- _Exercise objective_: Return only the number of lines that hold "circuit".

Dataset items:
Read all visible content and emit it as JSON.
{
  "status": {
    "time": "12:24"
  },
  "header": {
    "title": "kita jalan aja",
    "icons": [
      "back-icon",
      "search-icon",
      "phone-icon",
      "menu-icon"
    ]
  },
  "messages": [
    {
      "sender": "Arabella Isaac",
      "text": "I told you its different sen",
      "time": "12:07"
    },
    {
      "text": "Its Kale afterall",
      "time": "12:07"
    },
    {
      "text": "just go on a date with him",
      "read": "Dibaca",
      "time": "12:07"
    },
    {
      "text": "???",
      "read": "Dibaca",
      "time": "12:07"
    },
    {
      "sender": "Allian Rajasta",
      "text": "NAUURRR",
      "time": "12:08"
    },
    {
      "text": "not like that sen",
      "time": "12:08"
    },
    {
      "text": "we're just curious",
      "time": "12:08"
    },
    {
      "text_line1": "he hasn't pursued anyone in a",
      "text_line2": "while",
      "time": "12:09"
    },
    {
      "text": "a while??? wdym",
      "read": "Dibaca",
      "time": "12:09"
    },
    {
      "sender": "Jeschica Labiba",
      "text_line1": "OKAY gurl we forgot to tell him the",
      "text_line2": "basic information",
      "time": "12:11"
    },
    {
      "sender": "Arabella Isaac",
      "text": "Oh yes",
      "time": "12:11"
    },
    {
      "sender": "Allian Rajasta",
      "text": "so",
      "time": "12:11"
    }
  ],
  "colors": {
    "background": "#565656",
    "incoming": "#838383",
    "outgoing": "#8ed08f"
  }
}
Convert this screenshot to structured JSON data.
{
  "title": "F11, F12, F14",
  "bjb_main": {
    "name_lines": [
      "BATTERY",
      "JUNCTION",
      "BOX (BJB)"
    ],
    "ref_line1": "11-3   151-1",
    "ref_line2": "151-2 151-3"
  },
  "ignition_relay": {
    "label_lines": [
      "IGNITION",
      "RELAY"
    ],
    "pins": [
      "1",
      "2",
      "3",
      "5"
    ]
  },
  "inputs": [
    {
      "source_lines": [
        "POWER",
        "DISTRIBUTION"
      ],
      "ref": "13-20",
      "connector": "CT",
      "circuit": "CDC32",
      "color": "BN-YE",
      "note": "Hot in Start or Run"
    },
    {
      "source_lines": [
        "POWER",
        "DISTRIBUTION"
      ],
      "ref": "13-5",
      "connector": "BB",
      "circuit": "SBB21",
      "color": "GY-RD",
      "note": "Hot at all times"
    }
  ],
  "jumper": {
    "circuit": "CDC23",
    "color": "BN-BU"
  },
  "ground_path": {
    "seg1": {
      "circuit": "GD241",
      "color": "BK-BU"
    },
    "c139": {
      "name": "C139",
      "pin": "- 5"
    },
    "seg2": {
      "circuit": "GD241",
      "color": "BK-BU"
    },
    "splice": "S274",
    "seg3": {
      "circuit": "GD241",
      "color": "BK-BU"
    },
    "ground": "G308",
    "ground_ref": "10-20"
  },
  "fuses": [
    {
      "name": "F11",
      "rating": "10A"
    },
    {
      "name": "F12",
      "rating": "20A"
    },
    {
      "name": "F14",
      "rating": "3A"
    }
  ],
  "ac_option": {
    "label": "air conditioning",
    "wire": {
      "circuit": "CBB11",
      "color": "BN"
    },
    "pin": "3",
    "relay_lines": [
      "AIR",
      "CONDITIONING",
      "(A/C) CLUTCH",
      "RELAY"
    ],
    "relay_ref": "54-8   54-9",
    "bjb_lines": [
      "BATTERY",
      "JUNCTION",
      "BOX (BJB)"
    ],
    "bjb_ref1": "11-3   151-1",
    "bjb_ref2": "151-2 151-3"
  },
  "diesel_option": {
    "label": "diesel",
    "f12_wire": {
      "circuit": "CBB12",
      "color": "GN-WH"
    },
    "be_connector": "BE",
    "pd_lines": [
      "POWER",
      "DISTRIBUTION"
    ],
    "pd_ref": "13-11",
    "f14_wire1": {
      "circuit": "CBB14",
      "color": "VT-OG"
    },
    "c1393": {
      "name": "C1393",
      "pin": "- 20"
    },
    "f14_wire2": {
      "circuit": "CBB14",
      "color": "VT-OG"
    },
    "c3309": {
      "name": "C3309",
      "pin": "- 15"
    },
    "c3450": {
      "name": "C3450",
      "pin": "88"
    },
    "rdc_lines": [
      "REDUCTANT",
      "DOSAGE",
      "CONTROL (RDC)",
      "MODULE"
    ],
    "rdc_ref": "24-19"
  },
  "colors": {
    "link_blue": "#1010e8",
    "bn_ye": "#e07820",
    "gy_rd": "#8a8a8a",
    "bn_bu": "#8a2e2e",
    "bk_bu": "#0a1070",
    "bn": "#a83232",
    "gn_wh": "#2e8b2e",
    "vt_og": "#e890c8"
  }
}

- _Output below_: 10